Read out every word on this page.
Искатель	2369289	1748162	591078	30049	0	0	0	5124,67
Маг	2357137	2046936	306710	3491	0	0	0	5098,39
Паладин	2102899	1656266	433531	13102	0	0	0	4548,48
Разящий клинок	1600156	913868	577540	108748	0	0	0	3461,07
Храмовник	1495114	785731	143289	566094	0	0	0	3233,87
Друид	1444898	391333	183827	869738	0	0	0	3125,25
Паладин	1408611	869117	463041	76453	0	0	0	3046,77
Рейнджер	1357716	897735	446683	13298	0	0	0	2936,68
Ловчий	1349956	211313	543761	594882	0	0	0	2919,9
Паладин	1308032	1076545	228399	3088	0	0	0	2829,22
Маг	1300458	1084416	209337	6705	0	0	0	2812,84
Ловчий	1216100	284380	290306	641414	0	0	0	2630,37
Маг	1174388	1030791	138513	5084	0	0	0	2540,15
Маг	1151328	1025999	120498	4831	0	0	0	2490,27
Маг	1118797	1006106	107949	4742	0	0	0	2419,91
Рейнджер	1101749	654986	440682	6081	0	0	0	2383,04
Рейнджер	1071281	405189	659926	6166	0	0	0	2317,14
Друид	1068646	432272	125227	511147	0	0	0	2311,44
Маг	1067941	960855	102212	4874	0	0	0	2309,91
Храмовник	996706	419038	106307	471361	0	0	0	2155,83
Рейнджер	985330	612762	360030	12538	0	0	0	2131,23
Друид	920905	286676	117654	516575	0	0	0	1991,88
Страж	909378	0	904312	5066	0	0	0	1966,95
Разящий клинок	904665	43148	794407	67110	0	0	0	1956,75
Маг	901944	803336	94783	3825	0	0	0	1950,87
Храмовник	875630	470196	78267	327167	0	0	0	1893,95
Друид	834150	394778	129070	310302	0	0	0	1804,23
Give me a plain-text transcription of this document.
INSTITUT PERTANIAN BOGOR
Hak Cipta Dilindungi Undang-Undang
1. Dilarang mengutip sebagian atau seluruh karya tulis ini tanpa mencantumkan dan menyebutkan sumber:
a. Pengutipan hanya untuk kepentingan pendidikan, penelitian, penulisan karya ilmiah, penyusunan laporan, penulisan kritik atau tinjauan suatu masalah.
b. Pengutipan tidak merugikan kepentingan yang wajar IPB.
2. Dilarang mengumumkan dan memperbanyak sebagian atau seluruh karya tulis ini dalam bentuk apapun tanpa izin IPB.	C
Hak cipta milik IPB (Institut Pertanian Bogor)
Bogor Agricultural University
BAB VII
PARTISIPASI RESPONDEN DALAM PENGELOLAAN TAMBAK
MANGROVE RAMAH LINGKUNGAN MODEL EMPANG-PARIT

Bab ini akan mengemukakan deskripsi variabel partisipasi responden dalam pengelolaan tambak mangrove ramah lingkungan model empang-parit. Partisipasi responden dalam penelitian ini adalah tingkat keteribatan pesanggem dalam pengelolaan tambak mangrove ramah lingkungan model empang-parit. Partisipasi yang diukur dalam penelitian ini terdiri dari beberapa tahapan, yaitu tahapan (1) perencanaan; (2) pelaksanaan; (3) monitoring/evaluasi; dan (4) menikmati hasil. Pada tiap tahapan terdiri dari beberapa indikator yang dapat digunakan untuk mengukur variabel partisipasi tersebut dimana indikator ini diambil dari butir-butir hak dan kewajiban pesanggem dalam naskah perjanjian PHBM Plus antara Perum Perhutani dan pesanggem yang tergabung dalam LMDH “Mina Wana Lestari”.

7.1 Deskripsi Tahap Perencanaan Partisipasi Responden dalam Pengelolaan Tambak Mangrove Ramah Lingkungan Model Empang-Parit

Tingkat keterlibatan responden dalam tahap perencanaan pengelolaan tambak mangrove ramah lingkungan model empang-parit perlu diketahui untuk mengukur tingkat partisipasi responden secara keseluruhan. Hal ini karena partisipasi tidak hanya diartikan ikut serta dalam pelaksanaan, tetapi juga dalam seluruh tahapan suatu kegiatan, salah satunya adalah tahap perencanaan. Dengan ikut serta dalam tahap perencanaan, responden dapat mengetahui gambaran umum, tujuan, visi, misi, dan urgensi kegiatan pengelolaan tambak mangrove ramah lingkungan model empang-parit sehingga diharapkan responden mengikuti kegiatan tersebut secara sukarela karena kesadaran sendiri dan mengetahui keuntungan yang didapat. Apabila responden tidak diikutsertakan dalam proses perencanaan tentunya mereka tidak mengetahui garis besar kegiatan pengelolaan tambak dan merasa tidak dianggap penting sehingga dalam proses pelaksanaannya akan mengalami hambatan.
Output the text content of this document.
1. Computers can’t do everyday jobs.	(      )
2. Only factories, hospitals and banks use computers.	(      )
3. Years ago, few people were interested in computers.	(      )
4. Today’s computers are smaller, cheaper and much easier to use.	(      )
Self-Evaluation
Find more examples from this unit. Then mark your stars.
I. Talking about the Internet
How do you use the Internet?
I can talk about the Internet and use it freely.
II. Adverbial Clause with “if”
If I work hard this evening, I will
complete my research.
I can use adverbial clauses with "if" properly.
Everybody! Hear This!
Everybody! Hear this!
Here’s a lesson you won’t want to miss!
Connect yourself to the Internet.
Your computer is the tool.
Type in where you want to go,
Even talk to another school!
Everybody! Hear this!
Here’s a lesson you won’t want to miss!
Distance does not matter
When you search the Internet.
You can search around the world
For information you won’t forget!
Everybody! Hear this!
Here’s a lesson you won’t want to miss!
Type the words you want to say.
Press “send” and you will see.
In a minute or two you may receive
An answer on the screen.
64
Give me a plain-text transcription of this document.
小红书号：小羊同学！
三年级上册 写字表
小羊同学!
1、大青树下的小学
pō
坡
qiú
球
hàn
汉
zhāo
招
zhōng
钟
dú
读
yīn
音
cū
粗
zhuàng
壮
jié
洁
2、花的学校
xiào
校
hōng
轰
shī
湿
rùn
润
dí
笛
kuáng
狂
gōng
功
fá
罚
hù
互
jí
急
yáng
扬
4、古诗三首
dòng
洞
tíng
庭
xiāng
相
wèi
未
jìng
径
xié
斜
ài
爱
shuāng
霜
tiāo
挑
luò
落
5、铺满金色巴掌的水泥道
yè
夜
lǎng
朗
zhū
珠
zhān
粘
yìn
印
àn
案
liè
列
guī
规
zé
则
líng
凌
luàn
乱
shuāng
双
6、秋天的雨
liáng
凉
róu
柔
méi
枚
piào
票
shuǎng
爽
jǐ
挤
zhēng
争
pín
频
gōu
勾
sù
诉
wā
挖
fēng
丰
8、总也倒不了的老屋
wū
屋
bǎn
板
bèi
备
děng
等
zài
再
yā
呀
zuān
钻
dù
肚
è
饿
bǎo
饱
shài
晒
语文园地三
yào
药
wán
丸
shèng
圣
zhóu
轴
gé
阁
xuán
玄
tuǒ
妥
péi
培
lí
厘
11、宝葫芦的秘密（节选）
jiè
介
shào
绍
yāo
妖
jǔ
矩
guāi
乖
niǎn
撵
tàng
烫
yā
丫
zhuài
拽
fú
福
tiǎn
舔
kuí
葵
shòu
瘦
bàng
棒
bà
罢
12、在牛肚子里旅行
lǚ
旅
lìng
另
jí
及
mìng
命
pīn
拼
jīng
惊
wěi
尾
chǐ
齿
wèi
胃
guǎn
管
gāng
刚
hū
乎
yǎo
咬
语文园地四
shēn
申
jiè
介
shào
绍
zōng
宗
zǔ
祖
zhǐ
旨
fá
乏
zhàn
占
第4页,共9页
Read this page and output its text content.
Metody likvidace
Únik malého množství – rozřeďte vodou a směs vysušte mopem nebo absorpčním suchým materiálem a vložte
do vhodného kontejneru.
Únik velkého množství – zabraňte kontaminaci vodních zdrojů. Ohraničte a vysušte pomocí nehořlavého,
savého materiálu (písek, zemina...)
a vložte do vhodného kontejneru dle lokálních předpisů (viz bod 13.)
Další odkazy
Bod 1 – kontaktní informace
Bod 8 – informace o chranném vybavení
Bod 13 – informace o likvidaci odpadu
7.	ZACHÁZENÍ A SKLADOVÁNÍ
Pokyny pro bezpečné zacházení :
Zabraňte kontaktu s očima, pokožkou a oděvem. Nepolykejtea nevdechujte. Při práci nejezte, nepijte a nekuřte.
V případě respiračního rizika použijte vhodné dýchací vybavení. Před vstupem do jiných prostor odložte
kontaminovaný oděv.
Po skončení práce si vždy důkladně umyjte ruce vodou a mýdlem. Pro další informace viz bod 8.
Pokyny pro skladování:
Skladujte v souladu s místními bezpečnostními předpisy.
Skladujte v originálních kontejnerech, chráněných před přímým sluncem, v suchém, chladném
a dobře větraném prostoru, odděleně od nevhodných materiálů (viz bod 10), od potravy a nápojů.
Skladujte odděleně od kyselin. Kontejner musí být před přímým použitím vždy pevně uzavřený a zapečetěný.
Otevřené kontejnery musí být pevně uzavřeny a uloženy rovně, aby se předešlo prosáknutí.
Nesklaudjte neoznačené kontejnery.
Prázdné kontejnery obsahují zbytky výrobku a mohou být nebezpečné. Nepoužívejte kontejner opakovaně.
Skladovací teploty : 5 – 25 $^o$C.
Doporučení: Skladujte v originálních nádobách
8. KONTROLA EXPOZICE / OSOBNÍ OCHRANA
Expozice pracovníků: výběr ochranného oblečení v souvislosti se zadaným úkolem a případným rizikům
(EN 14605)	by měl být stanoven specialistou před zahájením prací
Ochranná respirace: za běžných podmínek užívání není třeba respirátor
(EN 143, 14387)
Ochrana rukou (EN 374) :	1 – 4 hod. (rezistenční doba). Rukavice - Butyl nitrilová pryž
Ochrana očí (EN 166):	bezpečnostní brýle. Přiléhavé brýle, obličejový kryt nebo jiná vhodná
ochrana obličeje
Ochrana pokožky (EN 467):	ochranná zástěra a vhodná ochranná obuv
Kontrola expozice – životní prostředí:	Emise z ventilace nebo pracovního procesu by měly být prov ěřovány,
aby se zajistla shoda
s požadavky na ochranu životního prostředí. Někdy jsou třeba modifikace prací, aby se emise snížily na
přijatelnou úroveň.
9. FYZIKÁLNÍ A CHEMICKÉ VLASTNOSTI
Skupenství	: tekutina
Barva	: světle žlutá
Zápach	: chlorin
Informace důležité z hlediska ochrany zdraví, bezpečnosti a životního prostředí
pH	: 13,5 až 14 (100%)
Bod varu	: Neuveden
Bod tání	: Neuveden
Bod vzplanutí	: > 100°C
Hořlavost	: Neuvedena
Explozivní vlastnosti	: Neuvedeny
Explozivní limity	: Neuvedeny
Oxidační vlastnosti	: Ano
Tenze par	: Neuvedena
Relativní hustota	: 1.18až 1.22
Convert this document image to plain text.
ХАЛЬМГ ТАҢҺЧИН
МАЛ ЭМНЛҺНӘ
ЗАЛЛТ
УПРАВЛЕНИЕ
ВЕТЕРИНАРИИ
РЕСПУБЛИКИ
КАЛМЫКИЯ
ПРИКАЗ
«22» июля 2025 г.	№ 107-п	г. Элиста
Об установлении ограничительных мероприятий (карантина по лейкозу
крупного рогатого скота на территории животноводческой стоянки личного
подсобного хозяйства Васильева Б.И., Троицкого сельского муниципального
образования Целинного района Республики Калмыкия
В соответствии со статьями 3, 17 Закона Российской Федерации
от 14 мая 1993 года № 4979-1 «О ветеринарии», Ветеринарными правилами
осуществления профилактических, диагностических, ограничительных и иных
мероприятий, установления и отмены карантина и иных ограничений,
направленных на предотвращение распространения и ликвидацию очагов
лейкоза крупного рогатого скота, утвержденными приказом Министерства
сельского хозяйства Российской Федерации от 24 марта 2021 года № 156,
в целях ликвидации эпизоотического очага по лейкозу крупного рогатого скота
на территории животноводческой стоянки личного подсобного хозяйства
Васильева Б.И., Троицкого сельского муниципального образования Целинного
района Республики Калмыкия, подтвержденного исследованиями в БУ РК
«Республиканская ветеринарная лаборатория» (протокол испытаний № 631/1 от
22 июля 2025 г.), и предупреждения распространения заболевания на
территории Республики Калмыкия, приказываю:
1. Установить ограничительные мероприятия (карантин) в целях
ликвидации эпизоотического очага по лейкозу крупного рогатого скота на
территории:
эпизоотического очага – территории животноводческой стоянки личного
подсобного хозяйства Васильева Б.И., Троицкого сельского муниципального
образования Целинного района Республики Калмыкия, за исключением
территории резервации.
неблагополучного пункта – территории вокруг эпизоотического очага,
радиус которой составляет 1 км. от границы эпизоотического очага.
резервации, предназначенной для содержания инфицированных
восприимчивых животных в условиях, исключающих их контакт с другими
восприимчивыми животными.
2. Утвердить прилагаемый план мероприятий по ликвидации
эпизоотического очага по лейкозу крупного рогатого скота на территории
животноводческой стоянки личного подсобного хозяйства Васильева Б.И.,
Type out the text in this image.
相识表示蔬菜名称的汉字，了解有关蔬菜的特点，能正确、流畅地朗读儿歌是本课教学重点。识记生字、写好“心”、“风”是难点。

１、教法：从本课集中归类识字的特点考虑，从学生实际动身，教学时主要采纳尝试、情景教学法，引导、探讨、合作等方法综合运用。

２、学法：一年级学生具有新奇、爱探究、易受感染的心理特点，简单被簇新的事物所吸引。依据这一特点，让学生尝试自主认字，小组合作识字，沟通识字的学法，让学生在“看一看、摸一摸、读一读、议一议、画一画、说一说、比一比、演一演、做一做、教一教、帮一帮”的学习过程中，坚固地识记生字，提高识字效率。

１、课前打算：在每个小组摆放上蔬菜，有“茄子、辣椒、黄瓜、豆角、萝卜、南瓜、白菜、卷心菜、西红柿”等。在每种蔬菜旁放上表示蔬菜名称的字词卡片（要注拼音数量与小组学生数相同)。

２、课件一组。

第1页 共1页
● ● ● ● ● ● ●
— Given exercise —
Give only the number of lines in the entries above that contain the string "vysušte".

— The response —
2